WORK TO COMPLETE:
Among the following entries, count the lines that contain "Fuerte" and report only the result.

DATASET ROWS:
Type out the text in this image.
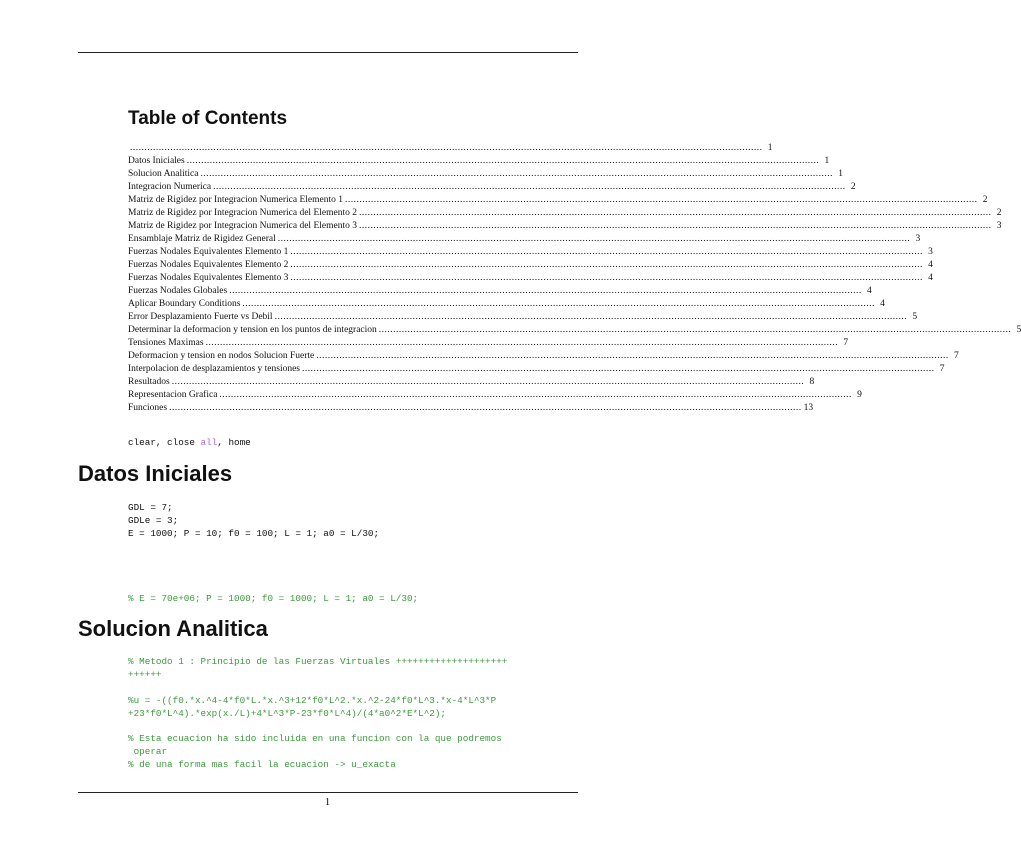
Table of Contents
............................................................................................................................................................................................................................ 1
Datos Iniciales ............................................................................................................................................................................................................................ 1
Solucion Analitica ............................................................................................................................................................................................................................ 1
Integracion Numerica ............................................................................................................................................................................................................................ 2
Matriz de Rigidez por Integracion Numerica Elemento 1 ............................................................................................................................................................................................................................ 2
Matriz de Rigidez por Integracion Numerica del Elemento 2 ............................................................................................................................................................................................................................ 2
Matriz de Rigidez por Integracion Numerica del Elemento 3 ............................................................................................................................................................................................................................ 3
Ensamblaje Matriz de Rigidez General ............................................................................................................................................................................................................................ 3
Fuerzas Nodales Equivalentes Elemento 1 ............................................................................................................................................................................................................................ 3
Fuerzas Nodales Equivalentes Elemento 2 ............................................................................................................................................................................................................................ 4
Fuerzas Nodales Equivalentes Elemento 3 ............................................................................................................................................................................................................................ 4
Fuerzas Nodales Globales ............................................................................................................................................................................................................................ 4
Aplicar Boundary Conditions ............................................................................................................................................................................................................................ 4
Error Desplazamiento Fuerte vs Debil ............................................................................................................................................................................................................................ 5
Determinar la deformacion y tension en los puntos de integracion ............................................................................................................................................................................................................................ 5
Tensiones Maximas ............................................................................................................................................................................................................................ 7
Deformacion y tension en nodos Solucion Fuerte ............................................................................................................................................................................................................................ 7
Interpolacion de desplazamientos y tensiones ............................................................................................................................................................................................................................ 7
Resultados ............................................................................................................................................................................................................................ 8
Representacion Grafica ............................................................................................................................................................................................................................ 9
Funciones ............................................................................................................................................................................................................................ 13
clear, close all, home
Datos Iniciales
GDL = 7;
GDLe = 3;
E = 1000; P = 10; f0 = 100; L = 1; a0 = L/30;
% E = 70e+06; P = 1000; f0 = 1000; L = 1; a0 = L/30;
Solucion Analitica
% Metodo 1 : Principio de las Fuerzas Virtuales ++++++++++++++++++++
++++++
%u = -((f0.*x.^4-4*f0*L.*x.^3+12*f0*L^2.*x.^2-24*f0*L^3.*x-4*L^3*P
+23*f0*L^4).*exp(x./L)+4*L^3*P-23*f0*L^4)/(4*a0^2*E*L^2);
% Esta ecuacion ha sido incluida en una funcion con la que podremos
operar
% de una forma mas facil la ecuacion -> u_exacta
1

TASK RESULT:
2